[Start of EXCERPTED TEXT]

* [RFC PATCH] remoteproc: core: full attach detach during recovery
@ 2025-10-02 15:33 Tanmay Shah
2025-10-16 15:12 ` Mathieu Poirier
0 siblings, 1 reply; 5+ messages in thread
From: Tanmay Shah @ 2025-10-02 15:33 UTC (permalink / raw)
To: andersson, mathieu.poirier; +Cc: linux-remoteproc, linux-kernel, Tanmay Shah
Current recovery operation does only virtio device reset, but do not
free and re-allocate all the resources. As third-party is booting the
remote processor during attach-detach, it is better to free and
re-allocate resoruces as resource table state might be unknown to linux
when remote processor boots and reports crash.
Signed-off-by: Tanmay Shah <tanmay.shah@amd.com>
---
Note: RFC patch for design discussion. Please do not merge.
drivers/remoteproc/remoteproc_core.c | 15 ++++++++++++++-
1 file changed, 14 insertions(+), 1 deletion(-)
diff --git a/drivers/remoteproc/remoteproc_core.c b/drivers/remoteproc/remoteproc_core.c
index 825672100528..4971508bc5b2 100644
--- a/drivers/remoteproc/remoteproc_core.c
+++ b/drivers/remoteproc/remoteproc_core.c
@@ -1786,7 +1786,20 @@ static int rproc_attach_recovery(struct rproc *rproc)
if (ret)
return ret;
- return __rproc_attach(rproc);
+ /* clean up all acquired resources */
+ rproc_resource_cleanup(rproc);
+
+ /* release HW resources if needed */
+ rproc_unprepare_device(rproc);
+
+ rproc_disable_iommu(rproc);
+
+ /* Free the copy of the resource table */
+ kfree(rproc->cached_table);
+ rproc->cached_table = NULL;
+ rproc->table_ptr = NULL;
+
+ return rproc_attach(rproc);
}
static int rproc_boot_recovery(struct rproc *rproc)
base-commit: 56d030ea3330ab737fe6c05f89d52f56208b07ac
--
2.34.1
^ permalink raw reply related [flat|nested] 5+ messages in thread
* Re: [RFC PATCH] remoteproc: core: full attach detach during recovery
2025-10-02 15:33 [RFC PATCH] remoteproc: core: full attach detach during recovery Tanmay Shah
@ 2025-10-16 15:12 ` Mathieu Poirier
2025-10-16 16:12 ` Tanmay Shah
0 siblings, 1 reply; 5+ messages in thread
From: Mathieu Poirier @ 2025-10-16 15:12 UTC (permalink / raw)

[End of EXCERPTED TEXT]
[Start of MATERIAL SHOWN]

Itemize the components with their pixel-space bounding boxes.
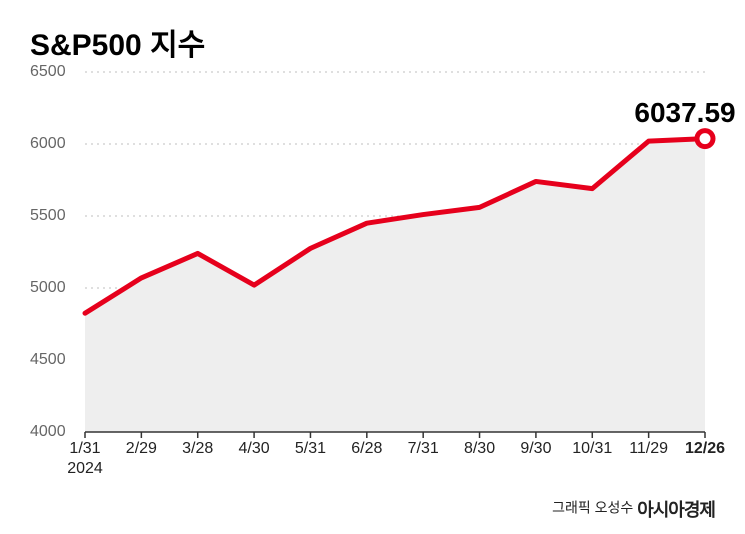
chart-area: 4000450050005500600065001/312/293/284/30… [30,62,720,472]
y-tick-label: 6500 [30,63,66,81]
x-tick-label: 5/31 [295,440,326,494]
chart-container: S&P500 지수 4000450050005500600065001/312/… [0,0,745,534]
x-tick-label: 2/29 [126,440,157,494]
x-tick-label: 4/30 [239,440,270,494]
y-tick-label: 4000 [30,423,66,441]
x-year-label: 2024 [67,460,103,514]
x-tick-label: 8/30 [464,440,495,494]
x-tick-label: 11/29 [629,440,668,494]
y-tick-label: 4500 [30,351,66,369]
y-tick-label: 6000 [30,135,66,153]
x-tick-label: 7/31 [408,440,439,494]
x-tick-label: 6/28 [351,440,382,494]
x-tick-label: 12/26 [685,440,725,494]
credit-prefix: 그래픽 오성수 [552,500,633,516]
x-tick-label: 3/28 [182,440,213,494]
x-tick-label: 10/31 [572,440,612,494]
credit-brand: 아시아경제 [637,500,715,520]
y-tick-label: 5500 [30,207,66,225]
chart-title: S&P500 지수 [30,20,205,64]
chart-area-fill [85,139,705,432]
end-marker [697,131,713,147]
y-tick-label: 5000 [30,279,66,297]
chart-credit: 그래픽 오성수 아시아경제 [552,496,715,522]
x-tick-label: 9/30 [520,440,551,494]
chart-svg [30,62,720,472]
end-value-label: 6037.59 [634,97,735,129]
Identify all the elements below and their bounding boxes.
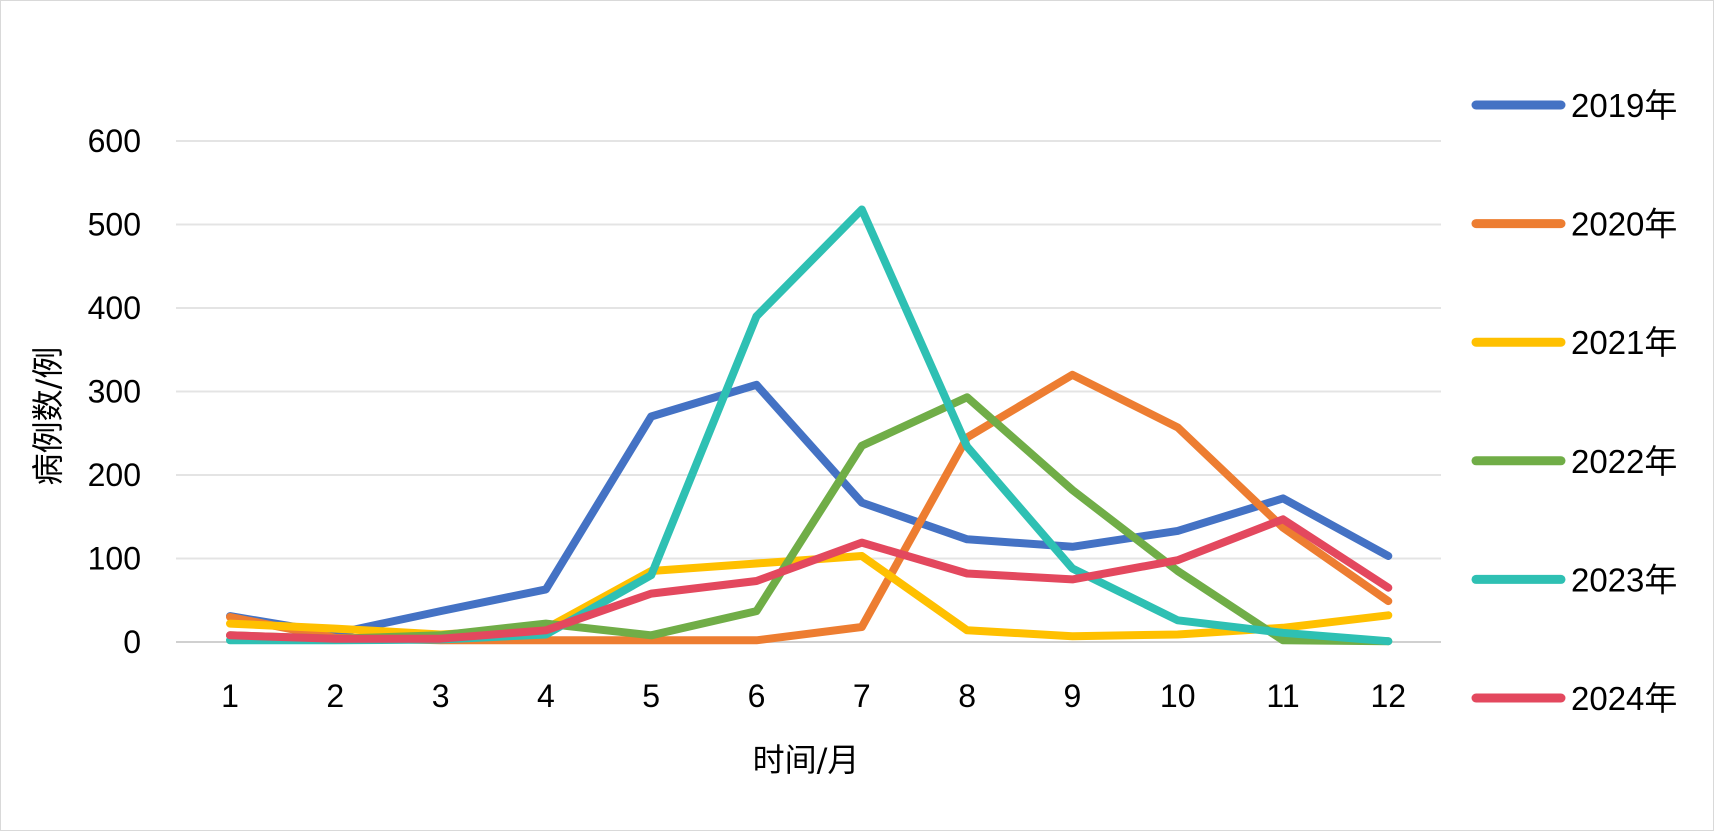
x-tick-label: 3 xyxy=(432,678,450,714)
x-tick-label: 11 xyxy=(1266,678,1299,714)
x-tick-label: 7 xyxy=(853,678,871,714)
series-line-2023年 xyxy=(226,205,1393,646)
x-tick-label: 10 xyxy=(1160,678,1196,714)
y-tick-label: 100 xyxy=(88,541,141,577)
x-tick-label: 5 xyxy=(642,678,660,714)
x-tick-labels: 1 2 3 4 5 6 7 8 9 10 11 12 xyxy=(221,678,1406,714)
gridlines xyxy=(176,140,1441,643)
legend-label: 2020年 xyxy=(1571,206,1677,243)
y-tick-label: 500 xyxy=(88,207,141,243)
legend-label: 2021年 xyxy=(1571,324,1677,361)
legend-label: 2022年 xyxy=(1571,443,1677,480)
y-tick-label: 200 xyxy=(88,457,141,493)
series-line-2019年 xyxy=(226,380,1393,638)
x-tick-label: 4 xyxy=(537,678,555,714)
legend-label: 2019年 xyxy=(1571,87,1677,124)
y-tick-label: 600 xyxy=(88,123,141,159)
series-lines xyxy=(226,205,1393,646)
x-tick-label: 8 xyxy=(958,678,976,714)
x-tick-label: 2 xyxy=(326,678,344,714)
x-tick-label: 6 xyxy=(748,678,766,714)
y-tick-label: 300 xyxy=(88,374,141,410)
series-line-2024年 xyxy=(226,515,1393,643)
x-axis-label: 时间/月 xyxy=(753,741,860,779)
legend: 2019年 2020年 2021年 2022年 2023年 2024年 xyxy=(1471,87,1677,717)
y-axis-label: 病例数/例 xyxy=(29,347,67,486)
y-tick-labels: 0 100 200 300 400 500 600 xyxy=(88,123,141,660)
series-line-2020年 xyxy=(226,370,1393,645)
y-tick-label: 400 xyxy=(88,290,141,326)
x-tick-label: 12 xyxy=(1371,678,1407,714)
y-tick-label: 0 xyxy=(123,624,141,660)
legend-label: 2024年 xyxy=(1571,680,1677,717)
legend-label: 2023年 xyxy=(1571,561,1677,598)
x-tick-label: 9 xyxy=(1064,678,1082,714)
x-tick-label: 1 xyxy=(221,678,239,714)
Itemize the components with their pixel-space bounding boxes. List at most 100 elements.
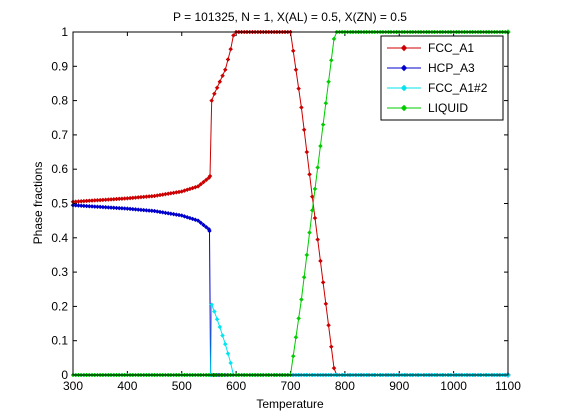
data-point xyxy=(201,179,206,185)
data-point xyxy=(320,122,326,127)
data-point xyxy=(290,353,296,359)
data-point xyxy=(309,194,315,199)
data-point xyxy=(209,98,215,103)
data-point xyxy=(307,171,312,177)
data-point xyxy=(307,230,312,236)
data-point xyxy=(203,224,209,230)
data-point xyxy=(184,214,190,220)
y-tick-label: 0.6 xyxy=(51,162,68,176)
legend-label: HCP_A3 xyxy=(428,61,475,75)
y-tick-label: 0 xyxy=(61,368,68,382)
x-tick-label: 600 xyxy=(226,379,246,393)
data-point xyxy=(207,228,212,234)
data-point xyxy=(304,252,310,258)
x-tick-label: 500 xyxy=(172,379,192,393)
data-point xyxy=(222,67,228,73)
data-point xyxy=(293,334,299,340)
data-point xyxy=(201,222,206,228)
y-tick-label: 0.5 xyxy=(51,197,68,211)
x-tick-label: 300 xyxy=(63,379,83,393)
data-point xyxy=(203,177,209,183)
data-point xyxy=(290,48,296,54)
data-point xyxy=(315,165,321,170)
data-point xyxy=(220,73,225,79)
data-point xyxy=(152,208,157,214)
data-point xyxy=(318,258,323,264)
data-point xyxy=(326,79,331,85)
data-point xyxy=(312,215,318,221)
data-point xyxy=(225,351,231,356)
data-point xyxy=(222,341,228,347)
data-point xyxy=(228,360,234,366)
legend-marker xyxy=(400,84,408,92)
data-point xyxy=(331,365,337,371)
legend-marker xyxy=(400,64,408,72)
data-point xyxy=(207,173,213,179)
data-point xyxy=(323,301,329,307)
data-point xyxy=(299,297,304,302)
legend-label: FCC_A1#2 xyxy=(428,81,488,95)
x-tick-label: 800 xyxy=(335,379,355,393)
data-point xyxy=(328,57,334,63)
x-tick-label: 700 xyxy=(280,379,300,393)
data-point xyxy=(228,46,234,52)
legend-marker xyxy=(400,104,408,112)
x-axis-label: Temperature xyxy=(256,397,324,411)
data-point xyxy=(209,302,215,308)
data-point xyxy=(214,85,220,91)
data-point xyxy=(214,316,220,322)
data-point xyxy=(231,33,236,38)
data-point xyxy=(293,67,299,73)
data-point xyxy=(217,79,223,85)
data-point xyxy=(173,212,179,217)
y-tick-label: 0.1 xyxy=(51,334,68,348)
data-point xyxy=(315,237,321,242)
data-point xyxy=(312,186,318,192)
data-point xyxy=(198,181,204,187)
data-point xyxy=(217,324,223,330)
data-point xyxy=(301,274,307,280)
data-point xyxy=(296,316,302,321)
data-point xyxy=(212,91,217,97)
data-point xyxy=(323,100,329,106)
data-point xyxy=(198,220,204,226)
data-point xyxy=(182,214,187,219)
x-tick-label: 1100 xyxy=(495,379,521,393)
y-tick-label: 0.7 xyxy=(51,128,68,142)
data-point xyxy=(160,210,166,215)
x-tick-label: 900 xyxy=(389,379,409,393)
data-point xyxy=(309,208,315,213)
legend-box xyxy=(380,35,504,121)
data-point xyxy=(328,344,334,350)
legend-marker xyxy=(400,44,408,52)
data-point xyxy=(225,57,231,62)
data-point xyxy=(212,309,217,314)
data-point xyxy=(296,86,302,91)
data-point xyxy=(304,149,310,155)
y-axis-label: Phase fractions xyxy=(31,162,45,245)
data-point xyxy=(299,105,304,110)
y-tick-label: 0.8 xyxy=(51,94,68,108)
chart-title: P = 101325, N = 1, X(AL) = 0.5, X(ZN) = … xyxy=(173,10,407,24)
legend-label: FCC_A1 xyxy=(428,41,474,55)
axes-frame xyxy=(72,31,509,376)
x-tick-label: 400 xyxy=(117,379,137,393)
x-tick-label: 1000 xyxy=(440,379,467,393)
data-point xyxy=(157,209,163,215)
data-point xyxy=(301,127,307,133)
legend: FCC_A1 HCP_A3 FCC_A1#2 LIQUID xyxy=(380,35,504,121)
y-tick-label: 0.9 xyxy=(51,59,68,73)
data-point xyxy=(220,333,225,338)
data-point xyxy=(163,210,168,216)
y-tick-label: 0.4 xyxy=(51,231,68,245)
legend-label: LIQUID xyxy=(428,101,468,115)
data-point xyxy=(318,143,323,149)
data-point xyxy=(331,36,337,42)
data-point xyxy=(326,322,331,328)
y-tick-label: 0.3 xyxy=(51,265,68,279)
data-point xyxy=(195,218,201,224)
data-point xyxy=(320,280,326,285)
data-point xyxy=(195,183,201,189)
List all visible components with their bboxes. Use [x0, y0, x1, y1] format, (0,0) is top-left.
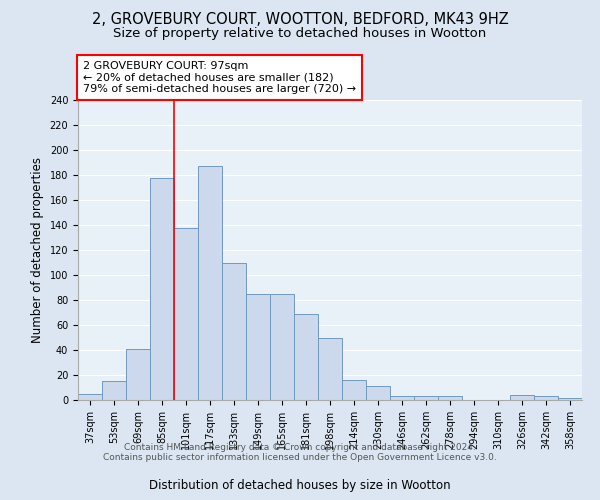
Bar	[198, 166, 222, 400]
Text: Size of property relative to detached houses in Wootton: Size of property relative to detached ho…	[113, 28, 487, 40]
Bar	[558, 398, 582, 400]
Text: Distribution of detached houses by size in Wootton: Distribution of detached houses by size …	[149, 480, 451, 492]
Bar	[246, 294, 270, 400]
Bar	[342, 380, 366, 400]
Text: Contains HM Land Registry data © Crown copyright and database right 2024.
Contai: Contains HM Land Registry data © Crown c…	[103, 443, 497, 462]
Bar	[318, 338, 342, 400]
Bar	[222, 262, 246, 400]
Bar	[78, 394, 102, 400]
Bar	[414, 396, 438, 400]
Bar	[438, 396, 462, 400]
Bar	[150, 178, 174, 400]
Bar	[294, 314, 318, 400]
Bar	[102, 381, 126, 400]
Y-axis label: Number of detached properties: Number of detached properties	[31, 157, 44, 343]
Text: 2 GROVEBURY COURT: 97sqm
← 20% of detached houses are smaller (182)
79% of semi-: 2 GROVEBURY COURT: 97sqm ← 20% of detach…	[83, 61, 356, 94]
Bar	[270, 294, 294, 400]
Bar	[534, 396, 558, 400]
Bar	[366, 386, 390, 400]
Bar	[174, 228, 198, 400]
Bar	[510, 395, 534, 400]
Bar	[126, 349, 150, 400]
Bar	[390, 396, 414, 400]
Text: 2, GROVEBURY COURT, WOOTTON, BEDFORD, MK43 9HZ: 2, GROVEBURY COURT, WOOTTON, BEDFORD, MK…	[92, 12, 508, 28]
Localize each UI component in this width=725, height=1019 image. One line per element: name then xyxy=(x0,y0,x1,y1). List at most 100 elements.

[End of MATERIAL SHOWN]

Copy out the remoteproc patch thread starting with "base-commit: 56d030ea3330ab737fe6c05f89d52f56208b07ac" and going on through "15:12 UTC (permalink / raw)", renaming "thread" to "discussion". None of these items have any bearing on the work.

WORKED SOLUTION:
base-commit: 56d030ea3330ab737fe6c05f89d52f56208b07ac
--
2.34.1
^ permalink raw reply related [flat|nested] 5+ messages in discussion
* Re: [RFC PATCH] remoteproc: core: full attach detach during recovery
2025-10-02 15:33 [RFC PATCH] remoteproc: core: full attach detach during recovery Tanmay Shah
@ 2025-10-16 15:12 ` Mathieu Poirier
2025-10-16 16:12 ` Tanmay Shah
0 siblings, 1 reply; 5+ messages in discussion
From: Mathieu Poirier @ 2025-10-16 15:12 UTC (permalink / raw)